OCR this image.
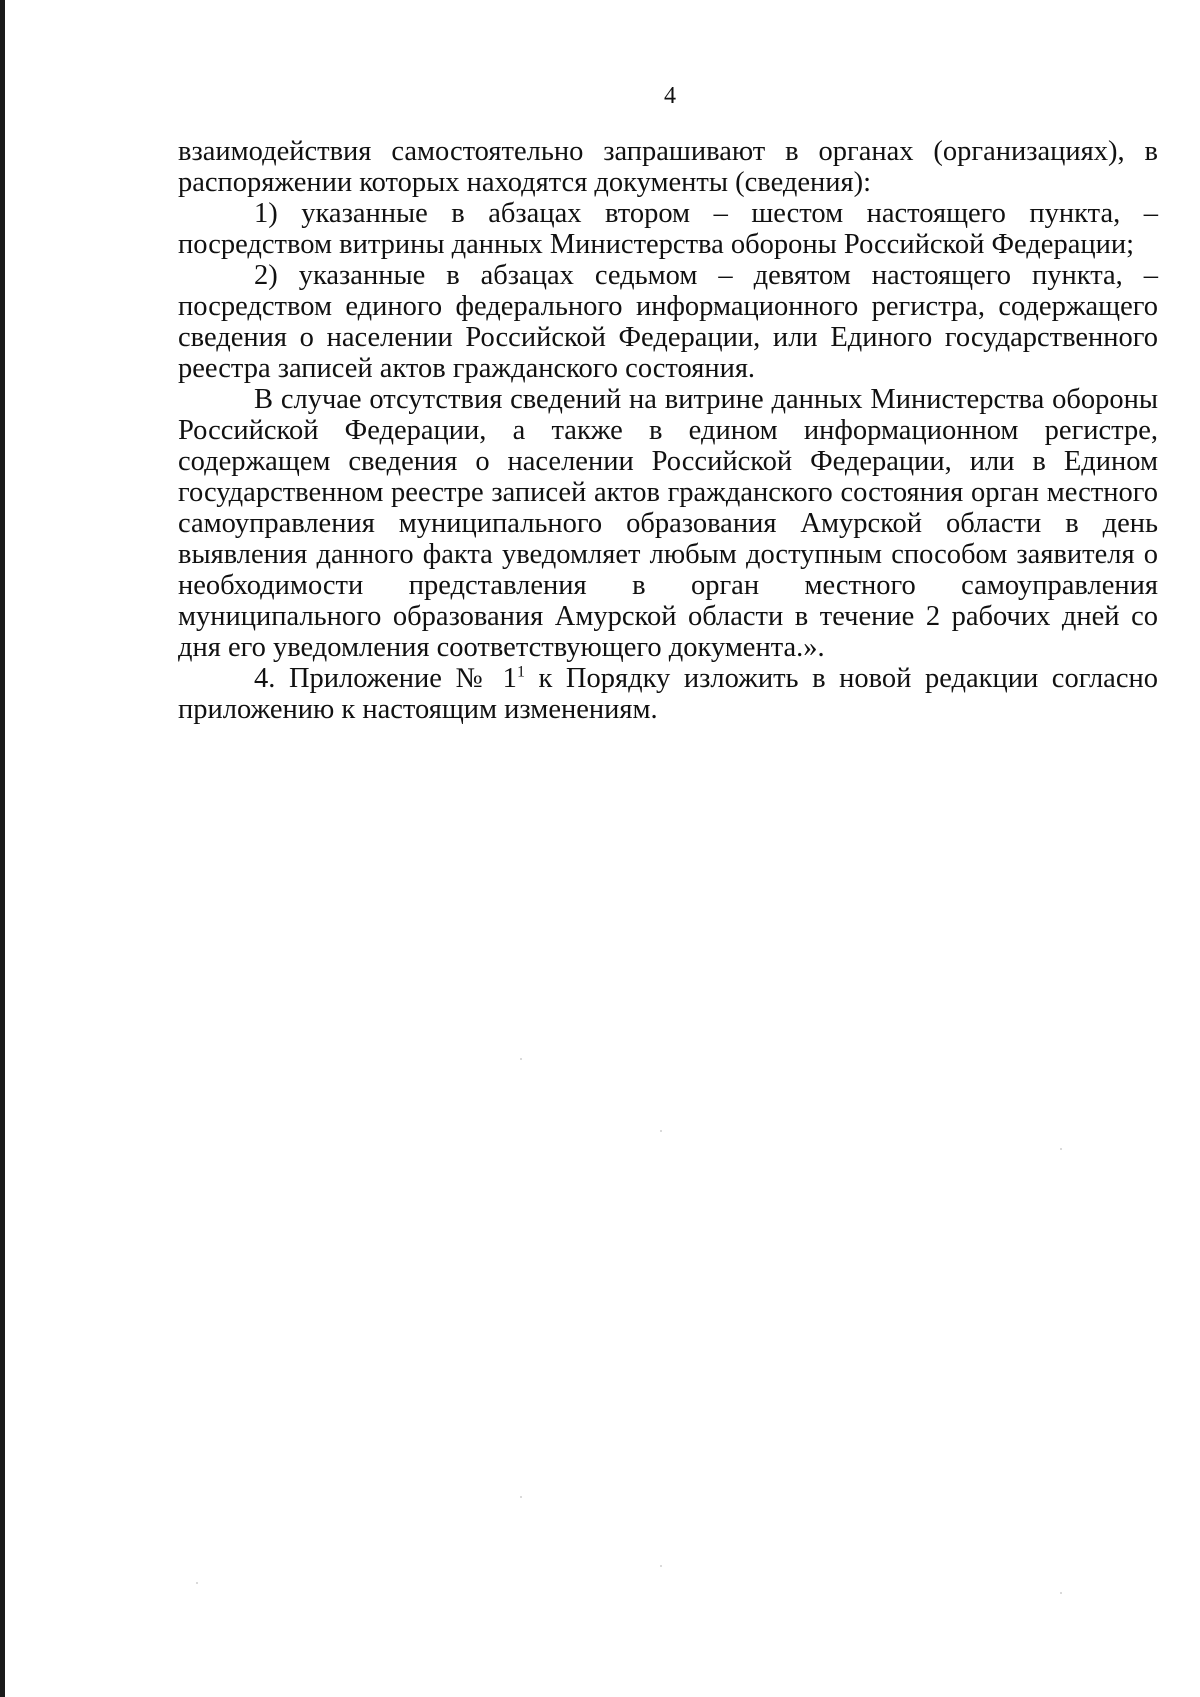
4

взаимодействия самостоятельно запрашивают в органах (организациях), в распоряжении которых находятся документы (сведения):

1) указанные в абзацах втором – шестом настоящего пункта, – посредством витрины данных Министерства обороны Российской Федерации;

2) указанные в абзацах седьмом – девятом настоящего пункта, – посредством единого федерального информационного регистра, содержащего сведения о населении Российской Федерации, или Единого государственного реестра записей актов гражданского состояния.

В случае отсутствия сведений на витрине данных Министерства обороны Российской Федерации, а также в едином информационном регистре, содержащем сведения о населении Российской Федерации, или в Едином государственном реестре записей актов гражданского состояния орган местного самоуправления муниципального образования Амурской области в день выявления данного факта уведомляет любым доступным способом заявителя о необходимости представления в орган местного самоуправления муниципального образования Амурской области в течение 2 рабочих дней со дня его уведомления соответствующего документа.».

4. Приложение № $1^1$ к Порядку изложить в новой редакции согласно приложению к настоящим изменениям.
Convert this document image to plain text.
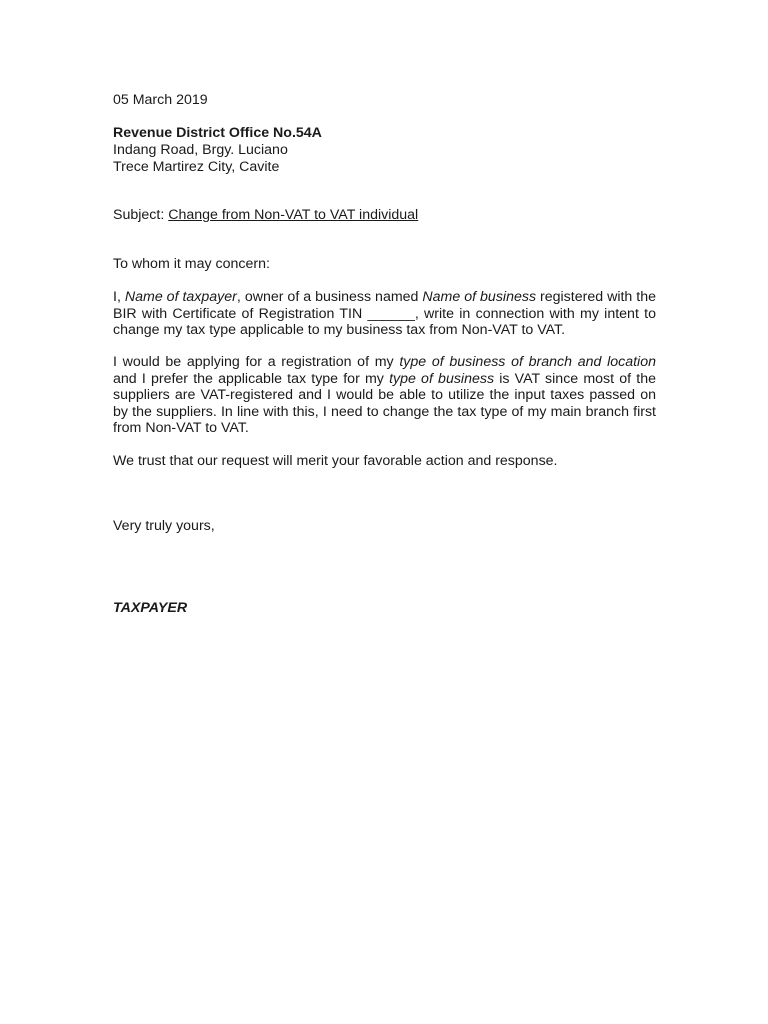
05 March 2019
Revenue District Office No.54A
Indang Road, Brgy. Luciano
Trece Martirez City, Cavite
Subject: Change from Non-VAT to VAT individual
To whom it may concern:
I, Name of taxpayer, owner of a business named Name of business registered with the BIR with Certificate of Registration TIN ______, write in connection with my intent to change my tax type applicable to my business tax from Non-VAT to VAT.
I would be applying for a registration of my type of business of branch and location and I prefer the applicable tax type for my type of business is VAT since most of the suppliers are VAT-registered and I would be able to utilize the input taxes passed on by the suppliers. In line with this, I need to change the tax type of my main branch first from Non-VAT to VAT.
We trust that our request will merit your favorable action and response.
Very truly yours,
TAXPAYER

**Problem to work on:**
Locate the lines above that hold the word "image". Show every one of them.

**Solution for this problem:**
OCR this image.
Convert this document image to plain text.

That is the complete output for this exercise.